Work instructions
Please transcribe the records precisely; pictures stay out of your copy.

+---+

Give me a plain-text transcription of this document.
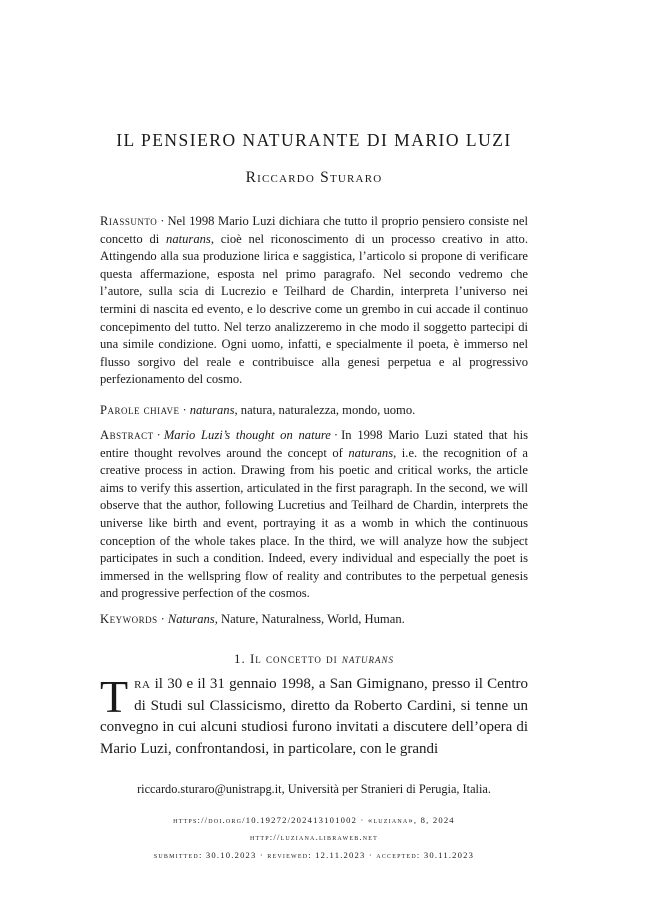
IL PENSIERO NATURANTE DI MARIO LUZI
Riccardo Sturaro

Riassunto · Nel 1998 Mario Luzi dichiara che tutto il proprio pensiero consiste nel concetto di naturans, cioè nel riconoscimento di un processo creativo in atto. Attingendo alla sua produzione lirica e saggistica, l’articolo si propone di verificare questa affermazione, esposta nel primo paragrafo. Nel secondo vedremo che l’autore, sulla scia di Lucrezio e Teilhard de Chardin, interpreta l’universo nei termini di nascita ed evento, e lo descrive come un grembo in cui accade il continuo concepimento del tutto. Nel terzo analizzeremo in che modo il soggetto partecipi di una simile condizione. Ogni uomo, infatti, e specialmente il poeta, è immerso nel flusso sorgivo del reale e contribuisce alla genesi perpetua e al progressivo perfezionamento del cosmo.

Parole chiave · naturans, natura, naturalezza, mondo, uomo.

Abstract · Mario Luzi’s thought on nature · In 1998 Mario Luzi stated that his entire thought revolves around the concept of naturans, i.e. the recognition of a creative process in action. Drawing from his poetic and critical works, the article aims to verify this assertion, articulated in the first paragraph. In the second, we will observe that the author, following Lucretius and Teilhard de Chardin, interprets the universe like birth and event, portraying it as a womb in which the continuous conception of the whole takes place. In the third, we will analyze how the subject participates in such a condition. Indeed, every individual and especially the poet is immersed in the wellspring flow of reality and contributes to the perpetual genesis and progressive perfection of the cosmos.

Keywords · Naturans, Nature, Naturalness, World, Human.

1. Il concetto di naturans

Tra il 30 e il 31 gennaio 1998, a San Gimignano, presso il Centro di Studi sul Classicismo, diretto da Roberto Cardini, si tenne un convegno in cui alcuni studiosi furono invitati a discutere dell’opera di Mario Luzi, confrontandosi, in particolare, con le grandi

riccardo.sturaro@unistrapg.it, Università per Stranieri di Perugia, Italia.

https://doi.org/10.19272/202413101002 · «luziana», 8, 2024

http://luziana.libraweb.net

submitted: 30.10.2023 · reviewed: 12.11.2023 · accepted: 30.11.2023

+---+

Exercise answer
Give me a plain-text transcription of this document.
IL PENSIERO NATURANTE DI MARIO LUZI
Riccardo Sturaro

Riassunto · Nel 1998 Mario Luzi dichiara che tutto il proprio pensiero consiste nel concetto di naturans, cioè nel riconoscimento di un processo creativo in atto. Attingendo alla sua produzione lirica e saggistica, l’articolo si propone di verificare questa affermazione, esposta nel primo paragrafo. Nel secondo vedremo che l’autore, sulla scia di Lucrezio e Teilhard de Chardin, interpreta l’universo nei termini di nascita ed evento, e lo descrive come un grembo in cui accade il continuo concepimento del tutto. Nel terzo analizzeremo in che modo il soggetto partecipi di una simile condizione. Ogni uomo, infatti, e specialmente il poeta, è immerso nel flusso sorgivo del reale e contribuisce alla genesi perpetua e al progressivo perfezionamento del cosmo.

Parole chiave · naturans, natura, naturalezza, mondo, uomo.

Abstract · Mario Luzi’s thought on nature · In 1998 Mario Luzi stated that his entire thought revolves around the concept of naturans, i.e. the recognition of a creative process in action. Drawing from his poetic and critical works, the article aims to verify this assertion, articulated in the first paragraph. In the second, we will observe that the author, following Lucretius and Teilhard de Chardin, interprets the universe like birth and event, portraying it as a womb in which the continuous conception of the whole takes place. In the third, we will analyze how the subject participates in such a condition. Indeed, every individual and especially the poet is immersed in the wellspring flow of reality and contributes to the perpetual genesis and progressive perfection of the cosmos.

Keywords · Naturans, Nature, Naturalness, World, Human.

1. Il concetto di naturans

Tra il 30 e il 31 gennaio 1998, a San Gimignano, presso il Centro di Studi sul Classicismo, diretto da Roberto Cardini, si tenne un convegno in cui alcuni studiosi furono invitati a discutere dell’opera di Mario Luzi, confrontandosi, in particolare, con le grandi

riccardo.sturaro@unistrapg.it, Università per Stranieri di Perugia, Italia.

https://doi.org/10.19272/202413101002 · «luziana», 8, 2024

http://luziana.libraweb.net

submitted: 30.10.2023 · reviewed: 12.11.2023 · accepted: 30.11.2023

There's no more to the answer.